* **WORK INSTRUCTIONS**: Scan the material below for the string "INTERNAL", and copy every line where it shows up.
--- START RECORDS TO PROCESS ---
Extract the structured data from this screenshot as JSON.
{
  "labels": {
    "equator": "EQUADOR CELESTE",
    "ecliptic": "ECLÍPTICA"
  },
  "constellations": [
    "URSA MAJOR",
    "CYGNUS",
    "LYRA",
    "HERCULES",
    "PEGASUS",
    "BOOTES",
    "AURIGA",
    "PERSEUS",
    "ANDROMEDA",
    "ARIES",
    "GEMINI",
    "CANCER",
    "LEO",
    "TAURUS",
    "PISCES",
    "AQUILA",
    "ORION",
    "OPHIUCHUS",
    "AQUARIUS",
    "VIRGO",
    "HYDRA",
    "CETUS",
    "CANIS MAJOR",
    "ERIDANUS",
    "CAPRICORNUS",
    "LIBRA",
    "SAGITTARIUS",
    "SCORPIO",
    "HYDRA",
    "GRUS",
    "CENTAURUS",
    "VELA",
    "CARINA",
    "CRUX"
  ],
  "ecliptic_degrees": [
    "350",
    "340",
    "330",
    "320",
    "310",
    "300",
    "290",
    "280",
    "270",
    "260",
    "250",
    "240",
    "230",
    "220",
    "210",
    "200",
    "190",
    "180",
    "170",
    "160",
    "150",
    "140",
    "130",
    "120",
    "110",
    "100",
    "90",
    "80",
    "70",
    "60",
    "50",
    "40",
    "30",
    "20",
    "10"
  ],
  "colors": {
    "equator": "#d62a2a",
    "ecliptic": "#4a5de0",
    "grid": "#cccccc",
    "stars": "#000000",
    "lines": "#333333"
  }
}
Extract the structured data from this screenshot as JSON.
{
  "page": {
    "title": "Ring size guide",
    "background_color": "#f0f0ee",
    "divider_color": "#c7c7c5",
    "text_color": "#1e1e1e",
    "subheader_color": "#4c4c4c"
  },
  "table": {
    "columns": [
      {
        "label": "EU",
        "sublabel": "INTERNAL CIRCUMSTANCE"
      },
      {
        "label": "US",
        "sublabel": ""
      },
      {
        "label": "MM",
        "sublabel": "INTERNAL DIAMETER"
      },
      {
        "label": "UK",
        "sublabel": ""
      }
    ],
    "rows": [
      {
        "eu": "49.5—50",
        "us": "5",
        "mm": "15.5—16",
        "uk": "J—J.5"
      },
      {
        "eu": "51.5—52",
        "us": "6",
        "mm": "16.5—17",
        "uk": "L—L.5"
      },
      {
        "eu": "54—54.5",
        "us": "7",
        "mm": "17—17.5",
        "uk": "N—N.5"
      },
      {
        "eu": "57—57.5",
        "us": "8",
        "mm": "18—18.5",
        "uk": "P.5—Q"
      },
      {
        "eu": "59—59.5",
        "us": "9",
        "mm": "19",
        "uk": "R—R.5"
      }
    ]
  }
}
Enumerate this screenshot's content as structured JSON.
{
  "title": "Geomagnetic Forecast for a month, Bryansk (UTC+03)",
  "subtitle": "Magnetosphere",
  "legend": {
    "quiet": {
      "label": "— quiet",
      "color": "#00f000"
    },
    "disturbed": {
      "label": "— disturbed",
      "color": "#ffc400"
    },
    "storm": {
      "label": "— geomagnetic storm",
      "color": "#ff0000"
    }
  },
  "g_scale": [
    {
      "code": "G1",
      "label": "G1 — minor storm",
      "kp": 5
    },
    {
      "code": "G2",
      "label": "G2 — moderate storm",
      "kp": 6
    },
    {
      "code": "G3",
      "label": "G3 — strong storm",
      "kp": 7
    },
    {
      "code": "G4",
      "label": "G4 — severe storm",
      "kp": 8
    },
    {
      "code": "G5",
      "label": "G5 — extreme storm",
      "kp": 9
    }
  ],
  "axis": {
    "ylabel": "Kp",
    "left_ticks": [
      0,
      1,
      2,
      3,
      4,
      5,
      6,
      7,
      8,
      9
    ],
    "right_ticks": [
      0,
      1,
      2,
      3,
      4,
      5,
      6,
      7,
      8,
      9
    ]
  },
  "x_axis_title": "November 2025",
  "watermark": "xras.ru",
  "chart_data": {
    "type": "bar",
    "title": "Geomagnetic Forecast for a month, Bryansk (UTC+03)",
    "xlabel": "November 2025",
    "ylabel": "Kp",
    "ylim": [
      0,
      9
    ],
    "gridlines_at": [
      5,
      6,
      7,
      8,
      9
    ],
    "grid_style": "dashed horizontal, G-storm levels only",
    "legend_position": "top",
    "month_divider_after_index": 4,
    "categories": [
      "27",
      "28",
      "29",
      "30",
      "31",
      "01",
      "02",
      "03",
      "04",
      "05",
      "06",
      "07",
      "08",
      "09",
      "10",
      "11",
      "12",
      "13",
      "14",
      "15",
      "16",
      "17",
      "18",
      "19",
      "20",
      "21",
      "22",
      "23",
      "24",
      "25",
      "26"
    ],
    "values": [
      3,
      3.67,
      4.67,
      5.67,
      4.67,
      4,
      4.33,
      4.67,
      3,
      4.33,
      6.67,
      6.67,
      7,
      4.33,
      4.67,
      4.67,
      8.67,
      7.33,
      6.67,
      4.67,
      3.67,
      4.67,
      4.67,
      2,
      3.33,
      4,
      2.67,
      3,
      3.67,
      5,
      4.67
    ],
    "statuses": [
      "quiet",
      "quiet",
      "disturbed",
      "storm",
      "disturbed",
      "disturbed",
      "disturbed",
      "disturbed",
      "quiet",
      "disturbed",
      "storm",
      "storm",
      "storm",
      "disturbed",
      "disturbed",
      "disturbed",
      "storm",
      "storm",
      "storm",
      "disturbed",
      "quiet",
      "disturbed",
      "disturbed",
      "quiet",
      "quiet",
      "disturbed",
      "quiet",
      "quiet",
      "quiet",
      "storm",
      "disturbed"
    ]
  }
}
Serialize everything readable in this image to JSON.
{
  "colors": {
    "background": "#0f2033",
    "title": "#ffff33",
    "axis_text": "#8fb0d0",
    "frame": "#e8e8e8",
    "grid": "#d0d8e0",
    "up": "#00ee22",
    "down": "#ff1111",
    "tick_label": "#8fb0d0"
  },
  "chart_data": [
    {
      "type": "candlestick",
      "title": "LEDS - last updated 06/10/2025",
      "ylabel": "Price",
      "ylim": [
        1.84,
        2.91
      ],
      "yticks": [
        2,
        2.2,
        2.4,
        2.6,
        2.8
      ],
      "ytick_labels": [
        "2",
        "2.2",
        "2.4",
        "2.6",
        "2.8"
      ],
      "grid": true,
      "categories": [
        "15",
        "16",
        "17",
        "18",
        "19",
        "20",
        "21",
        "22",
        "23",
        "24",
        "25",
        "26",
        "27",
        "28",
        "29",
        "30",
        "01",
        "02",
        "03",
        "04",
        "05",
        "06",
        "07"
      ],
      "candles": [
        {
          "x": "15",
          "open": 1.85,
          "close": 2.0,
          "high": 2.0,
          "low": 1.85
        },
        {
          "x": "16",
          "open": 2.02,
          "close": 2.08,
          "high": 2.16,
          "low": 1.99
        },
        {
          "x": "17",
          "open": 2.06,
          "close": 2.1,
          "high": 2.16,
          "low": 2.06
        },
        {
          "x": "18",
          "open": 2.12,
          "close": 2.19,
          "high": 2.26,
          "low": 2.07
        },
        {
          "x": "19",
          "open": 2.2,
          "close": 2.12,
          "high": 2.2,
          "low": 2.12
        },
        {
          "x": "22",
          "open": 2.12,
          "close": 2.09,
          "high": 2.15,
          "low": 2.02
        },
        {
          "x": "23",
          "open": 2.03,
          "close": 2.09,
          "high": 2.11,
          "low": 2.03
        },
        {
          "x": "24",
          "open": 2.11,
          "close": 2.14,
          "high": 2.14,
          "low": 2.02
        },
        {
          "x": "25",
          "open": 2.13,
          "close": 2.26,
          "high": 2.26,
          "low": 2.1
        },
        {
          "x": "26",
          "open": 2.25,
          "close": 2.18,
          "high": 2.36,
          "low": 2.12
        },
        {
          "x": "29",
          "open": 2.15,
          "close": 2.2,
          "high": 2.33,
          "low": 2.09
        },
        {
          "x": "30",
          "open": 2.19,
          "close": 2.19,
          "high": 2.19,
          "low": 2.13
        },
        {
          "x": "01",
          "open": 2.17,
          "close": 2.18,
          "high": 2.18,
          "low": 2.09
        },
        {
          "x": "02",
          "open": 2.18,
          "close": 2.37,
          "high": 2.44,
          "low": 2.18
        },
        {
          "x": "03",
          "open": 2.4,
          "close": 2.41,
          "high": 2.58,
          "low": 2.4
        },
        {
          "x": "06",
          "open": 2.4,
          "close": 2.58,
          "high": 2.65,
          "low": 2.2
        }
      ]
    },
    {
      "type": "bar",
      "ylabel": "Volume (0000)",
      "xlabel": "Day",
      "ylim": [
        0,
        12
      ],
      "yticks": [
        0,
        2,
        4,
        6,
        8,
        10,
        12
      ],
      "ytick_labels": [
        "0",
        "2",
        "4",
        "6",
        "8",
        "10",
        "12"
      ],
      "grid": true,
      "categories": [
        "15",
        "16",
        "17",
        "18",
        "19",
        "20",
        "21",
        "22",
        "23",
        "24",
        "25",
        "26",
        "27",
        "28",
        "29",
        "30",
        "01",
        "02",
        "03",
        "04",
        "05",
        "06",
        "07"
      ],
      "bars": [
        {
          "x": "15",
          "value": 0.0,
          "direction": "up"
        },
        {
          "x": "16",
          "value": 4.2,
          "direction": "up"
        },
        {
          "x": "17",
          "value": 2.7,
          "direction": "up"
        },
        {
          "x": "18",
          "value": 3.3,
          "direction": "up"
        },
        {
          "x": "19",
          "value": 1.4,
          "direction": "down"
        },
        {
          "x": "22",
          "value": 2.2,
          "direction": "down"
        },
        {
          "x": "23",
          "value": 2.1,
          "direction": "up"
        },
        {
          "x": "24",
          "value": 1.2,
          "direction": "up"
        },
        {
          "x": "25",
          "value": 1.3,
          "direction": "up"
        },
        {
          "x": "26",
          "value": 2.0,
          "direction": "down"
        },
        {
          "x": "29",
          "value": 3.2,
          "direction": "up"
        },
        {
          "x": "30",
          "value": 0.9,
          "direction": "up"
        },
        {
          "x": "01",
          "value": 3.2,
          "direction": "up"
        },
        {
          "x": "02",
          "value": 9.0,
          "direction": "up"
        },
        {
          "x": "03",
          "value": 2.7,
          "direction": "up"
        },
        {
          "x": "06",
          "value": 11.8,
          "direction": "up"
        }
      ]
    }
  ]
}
--- END RECORDS TO PROCESS ---
* **OUTPUT BELOW**:
        "sublabel": "INTERNAL CIRCUMSTANCE"
        "sublabel": "INTERNAL DIAMETER"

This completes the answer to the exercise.